* [The problem] All of the material below is to be repeated exactly.

* [Entries]
=-=-=-=-=
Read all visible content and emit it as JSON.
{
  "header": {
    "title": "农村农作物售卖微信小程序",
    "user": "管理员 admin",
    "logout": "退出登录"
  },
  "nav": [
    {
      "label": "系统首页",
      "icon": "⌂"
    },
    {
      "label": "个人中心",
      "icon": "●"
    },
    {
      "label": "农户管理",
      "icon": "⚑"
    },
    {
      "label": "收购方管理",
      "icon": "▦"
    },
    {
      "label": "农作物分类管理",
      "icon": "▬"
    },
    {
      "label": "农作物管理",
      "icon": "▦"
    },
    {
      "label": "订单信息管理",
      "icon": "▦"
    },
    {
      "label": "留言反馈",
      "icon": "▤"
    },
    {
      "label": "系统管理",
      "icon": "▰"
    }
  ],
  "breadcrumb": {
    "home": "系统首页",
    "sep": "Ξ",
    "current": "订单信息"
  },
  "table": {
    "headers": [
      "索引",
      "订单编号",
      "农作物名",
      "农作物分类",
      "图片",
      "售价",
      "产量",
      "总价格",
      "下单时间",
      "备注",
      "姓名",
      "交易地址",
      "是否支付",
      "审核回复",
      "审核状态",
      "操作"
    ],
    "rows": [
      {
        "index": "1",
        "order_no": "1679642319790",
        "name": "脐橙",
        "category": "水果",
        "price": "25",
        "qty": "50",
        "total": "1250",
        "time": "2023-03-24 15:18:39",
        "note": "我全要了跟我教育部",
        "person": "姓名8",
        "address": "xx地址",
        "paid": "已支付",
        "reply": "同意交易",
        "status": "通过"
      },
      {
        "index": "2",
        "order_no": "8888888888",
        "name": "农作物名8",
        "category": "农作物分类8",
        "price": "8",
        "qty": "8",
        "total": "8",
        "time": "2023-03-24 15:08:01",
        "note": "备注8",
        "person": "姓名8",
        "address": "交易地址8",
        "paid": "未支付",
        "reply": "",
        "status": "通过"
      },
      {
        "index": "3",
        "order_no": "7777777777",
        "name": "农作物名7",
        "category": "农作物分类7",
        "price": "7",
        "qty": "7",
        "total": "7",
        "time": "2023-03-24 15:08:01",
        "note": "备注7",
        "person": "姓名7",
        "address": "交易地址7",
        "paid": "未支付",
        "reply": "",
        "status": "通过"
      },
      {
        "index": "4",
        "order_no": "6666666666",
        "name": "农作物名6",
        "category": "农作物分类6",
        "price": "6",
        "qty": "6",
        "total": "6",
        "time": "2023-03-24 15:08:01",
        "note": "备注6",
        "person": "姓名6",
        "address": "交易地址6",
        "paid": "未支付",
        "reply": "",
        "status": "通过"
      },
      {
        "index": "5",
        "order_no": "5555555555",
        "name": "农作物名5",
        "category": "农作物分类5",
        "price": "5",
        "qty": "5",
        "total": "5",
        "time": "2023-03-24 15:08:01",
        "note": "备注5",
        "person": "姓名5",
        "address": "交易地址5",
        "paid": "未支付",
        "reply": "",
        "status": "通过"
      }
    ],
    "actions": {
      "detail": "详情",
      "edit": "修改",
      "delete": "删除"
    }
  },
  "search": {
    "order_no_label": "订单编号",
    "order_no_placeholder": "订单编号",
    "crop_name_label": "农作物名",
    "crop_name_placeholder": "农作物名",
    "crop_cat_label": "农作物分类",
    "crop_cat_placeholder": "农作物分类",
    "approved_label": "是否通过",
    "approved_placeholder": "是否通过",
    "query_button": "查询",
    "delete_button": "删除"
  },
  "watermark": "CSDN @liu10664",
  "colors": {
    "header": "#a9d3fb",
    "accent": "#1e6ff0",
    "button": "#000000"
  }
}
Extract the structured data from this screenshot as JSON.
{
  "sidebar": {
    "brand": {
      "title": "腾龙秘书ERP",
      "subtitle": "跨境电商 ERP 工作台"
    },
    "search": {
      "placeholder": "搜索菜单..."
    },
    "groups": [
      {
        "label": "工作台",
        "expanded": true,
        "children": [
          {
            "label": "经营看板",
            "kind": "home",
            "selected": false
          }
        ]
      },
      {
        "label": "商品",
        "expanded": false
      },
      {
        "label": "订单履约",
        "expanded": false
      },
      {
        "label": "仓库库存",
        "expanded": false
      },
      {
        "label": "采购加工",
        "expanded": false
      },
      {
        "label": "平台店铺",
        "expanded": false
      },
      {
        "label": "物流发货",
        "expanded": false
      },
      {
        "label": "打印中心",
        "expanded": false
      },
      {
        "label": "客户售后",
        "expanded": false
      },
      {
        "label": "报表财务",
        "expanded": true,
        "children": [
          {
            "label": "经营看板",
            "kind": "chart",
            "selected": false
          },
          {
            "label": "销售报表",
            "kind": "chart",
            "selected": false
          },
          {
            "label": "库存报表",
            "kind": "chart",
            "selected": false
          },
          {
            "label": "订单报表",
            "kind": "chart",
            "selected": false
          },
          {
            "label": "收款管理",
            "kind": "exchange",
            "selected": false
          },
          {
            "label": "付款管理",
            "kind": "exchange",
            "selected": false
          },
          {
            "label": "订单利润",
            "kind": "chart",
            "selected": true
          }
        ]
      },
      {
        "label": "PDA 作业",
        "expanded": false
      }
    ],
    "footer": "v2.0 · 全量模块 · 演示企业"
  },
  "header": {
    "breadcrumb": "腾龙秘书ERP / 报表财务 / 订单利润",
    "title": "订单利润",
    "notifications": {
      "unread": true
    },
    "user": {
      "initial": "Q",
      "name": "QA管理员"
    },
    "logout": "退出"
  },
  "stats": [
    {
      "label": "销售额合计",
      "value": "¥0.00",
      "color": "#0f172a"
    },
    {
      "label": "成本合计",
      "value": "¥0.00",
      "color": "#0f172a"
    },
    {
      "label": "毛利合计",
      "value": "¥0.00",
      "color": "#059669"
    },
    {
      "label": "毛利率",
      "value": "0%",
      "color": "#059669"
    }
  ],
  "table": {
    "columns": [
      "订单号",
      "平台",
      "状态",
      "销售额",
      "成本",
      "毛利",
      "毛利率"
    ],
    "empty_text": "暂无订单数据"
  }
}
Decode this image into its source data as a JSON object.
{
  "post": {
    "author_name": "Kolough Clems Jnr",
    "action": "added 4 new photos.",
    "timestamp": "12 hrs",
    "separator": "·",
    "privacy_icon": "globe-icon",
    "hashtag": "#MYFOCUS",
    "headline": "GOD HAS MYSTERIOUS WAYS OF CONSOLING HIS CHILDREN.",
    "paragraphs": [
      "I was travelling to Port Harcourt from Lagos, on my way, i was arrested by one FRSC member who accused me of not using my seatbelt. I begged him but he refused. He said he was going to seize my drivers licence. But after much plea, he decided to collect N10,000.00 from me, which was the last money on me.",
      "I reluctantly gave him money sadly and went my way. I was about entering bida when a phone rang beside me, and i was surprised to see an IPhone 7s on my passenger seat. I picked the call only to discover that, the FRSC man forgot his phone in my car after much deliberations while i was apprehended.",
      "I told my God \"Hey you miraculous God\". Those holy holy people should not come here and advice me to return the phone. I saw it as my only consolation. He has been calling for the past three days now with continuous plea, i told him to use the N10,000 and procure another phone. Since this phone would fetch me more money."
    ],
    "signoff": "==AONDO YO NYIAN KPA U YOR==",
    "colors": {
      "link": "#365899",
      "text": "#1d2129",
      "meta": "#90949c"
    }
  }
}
=-=-=-=-=
* [Task solution]
Read all visible content and emit it as JSON.
{
  "header": {
    "title": "农村农作物售卖微信小程序",
    "user": "管理员 admin",
    "logout": "退出登录"
  },
  "nav": [
    {
      "label": "系统首页",
      "icon": "⌂"
    },
    {
      "label": "个人中心",
      "icon": "●"
    },
    {
      "label": "农户管理",
      "icon": "⚑"
    },
    {
      "label": "收购方管理",
      "icon": "▦"
    },
    {
      "label": "农作物分类管理",
      "icon": "▬"
    },
    {
      "label": "农作物管理",
      "icon": "▦"
    },
    {
      "label": "订单信息管理",
      "icon": "▦"
    },
    {
      "label": "留言反馈",
      "icon": "▤"
    },
    {
      "label": "系统管理",
      "icon": "▰"
    }
  ],
  "breadcrumb": {
    "home": "系统首页",
    "sep": "Ξ",
    "current": "订单信息"
  },
  "table": {
    "headers": [
      "索引",
      "订单编号",
      "农作物名",
      "农作物分类",
      "图片",
      "售价",
      "产量",
      "总价格",
      "下单时间",
      "备注",
      "姓名",
      "交易地址",
      "是否支付",
      "审核回复",
      "审核状态",
      "操作"
    ],
    "rows": [
      {
        "index": "1",
        "order_no": "1679642319790",
        "name": "脐橙",
        "category": "水果",
        "price": "25",
        "qty": "50",
        "total": "1250",
        "time": "2023-03-24 15:18:39",
        "note": "我全要了跟我教育部",
        "person": "姓名8",
        "address": "xx地址",
        "paid": "已支付",
        "reply": "同意交易",
        "status": "通过"
      },
      {
        "index": "2",
        "order_no": "8888888888",
        "name": "农作物名8",
        "category": "农作物分类8",
        "price": "8",
        "qty": "8",
        "total": "8",
        "time": "2023-03-24 15:08:01",
        "note": "备注8",
        "person": "姓名8",
        "address": "交易地址8",
        "paid": "未支付",
        "reply": "",
        "status": "通过"
      },
      {
        "index": "3",
        "order_no": "7777777777",
        "name": "农作物名7",
        "category": "农作物分类7",
        "price": "7",
        "qty": "7",
        "total": "7",
        "time": "2023-03-24 15:08:01",
        "note": "备注7",
        "person": "姓名7",
        "address": "交易地址7",
        "paid": "未支付",
        "reply": "",
        "status": "通过"
      },
      {
        "index": "4",
        "order_no": "6666666666",
        "name": "农作物名6",
        "category": "农作物分类6",
        "price": "6",
        "qty": "6",
        "total": "6",
        "time": "2023-03-24 15:08:01",
        "note": "备注6",
        "person": "姓名6",
        "address": "交易地址6",
        "paid": "未支付",
        "reply": "",
        "status": "通过"
      },
      {
        "index": "5",
        "order_no": "5555555555",
        "name": "农作物名5",
        "category": "农作物分类5",
        "price": "5",
        "qty": "5",
        "total": "5",
        "time": "2023-03-24 15:08:01",
        "note": "备注5",
        "person": "姓名5",
        "address": "交易地址5",
        "paid": "未支付",
        "reply": "",
        "status": "通过"
      }
    ],
    "actions": {
      "detail": "详情",
      "edit": "修改",
      "delete": "删除"
    }
  },
  "search": {
    "order_no_label": "订单编号",
    "order_no_placeholder": "订单编号",
    "crop_name_label": "农作物名",
    "crop_name_placeholder": "农作物名",
    "crop_cat_label": "农作物分类",
    "crop_cat_placeholder": "农作物分类",
    "approved_label": "是否通过",
    "approved_placeholder": "是否通过",
    "query_button": "查询",
    "delete_button": "删除"
  },
  "watermark": "CSDN @liu10664",
  "colors": {
    "header": "#a9d3fb",
    "accent": "#1e6ff0",
    "button": "#000000"
  }
}
Extract the structured data from this screenshot as JSON.
{
  "sidebar": {
    "brand": {
      "title": "腾龙秘书ERP",
      "subtitle": "跨境电商 ERP 工作台"
    },
    "search": {
      "placeholder": "搜索菜单..."
    },
    "groups": [
      {
        "label": "工作台",
        "expanded": true,
        "children": [
          {
            "label": "经营看板",
            "kind": "home",
            "selected": false
          }
        ]
      },
      {
        "label": "商品",
        "expanded": false
      },
      {
        "label": "订单履约",
        "expanded": false
      },
      {
        "label": "仓库库存",
        "expanded": false
      },
      {
        "label": "采购加工",
        "expanded": false
      },
      {
        "label": "平台店铺",
        "expanded": false
      },
      {
        "label": "物流发货",
        "expanded": false
      },
      {
        "label": "打印中心",
        "expanded": false
      },
      {
        "label": "客户售后",
        "expanded": false
      },
      {
        "label": "报表财务",
        "expanded": true,
        "children": [
          {
            "label": "经营看板",
            "kind": "chart",
            "selected": false
          },
          {
            "label": "销售报表",
            "kind": "chart",
            "selected": false
          },
          {
            "label": "库存报表",
            "kind": "chart",
            "selected": false
          },
          {
            "label": "订单报表",
            "kind": "chart",
            "selected": false
          },
          {
            "label": "收款管理",
            "kind": "exchange",
            "selected": false
          },
          {
            "label": "付款管理",
            "kind": "exchange",
            "selected": false
          },
          {
            "label": "订单利润",
            "kind": "chart",
            "selected": true
          }
        ]
      },
      {
        "label": "PDA 作业",
        "expanded": false
      }
    ],
    "footer": "v2.0 · 全量模块 · 演示企业"
  },
  "header": {
    "breadcrumb": "腾龙秘书ERP / 报表财务 / 订单利润",
    "title": "订单利润",
    "notifications": {
      "unread": true
    },
    "user": {
      "initial": "Q",
      "name": "QA管理员"
    },
    "logout": "退出"
  },
  "stats": [
    {
      "label": "销售额合计",
      "value": "¥0.00",
      "color": "#0f172a"
    },
    {
      "label": "成本合计",
      "value": "¥0.00",
      "color": "#0f172a"
    },
    {
      "label": "毛利合计",
      "value": "¥0.00",
      "color": "#059669"
    },
    {
      "label": "毛利率",
      "value": "0%",
      "color": "#059669"
    }
  ],
  "table": {
    "columns": [
      "订单号",
      "平台",
      "状态",
      "销售额",
      "成本",
      "毛利",
      "毛利率"
    ],
    "empty_text": "暂无订单数据"
  }
}
Decode this image into its source data as a JSON object.
{
  "post": {
    "author_name": "Kolough Clems Jnr",
    "action": "added 4 new photos.",
    "timestamp": "12 hrs",
    "separator": "·",
    "privacy_icon": "globe-icon",
    "hashtag": "#MYFOCUS",
    "headline": "GOD HAS MYSTERIOUS WAYS OF CONSOLING HIS CHILDREN.",
    "paragraphs": [
      "I was travelling to Port Harcourt from Lagos, on my way, i was arrested by one FRSC member who accused me of not using my seatbelt. I begged him but he refused. He said he was going to seize my drivers licence. But after much plea, he decided to collect N10,000.00 from me, which was the last money on me.",
      "I reluctantly gave him money sadly and went my way. I was about entering bida when a phone rang beside me, and i was surprised to see an IPhone 7s on my passenger seat. I picked the call only to discover that, the FRSC man forgot his phone in my car after much deliberations while i was apprehended.",
      "I told my God \"Hey you miraculous God\". Those holy holy people should not come here and advice me to return the phone. I saw it as my only consolation. He has been calling for the past three days now with continuous plea, i told him to use the N10,000 and procure another phone. Since this phone would fetch me more money."
    ],
    "signoff": "==AONDO YO NYIAN KPA U YOR==",
    "colors": {
      "link": "#365899",
      "text": "#1d2129",
      "meta": "#90949c"
    }
  }
}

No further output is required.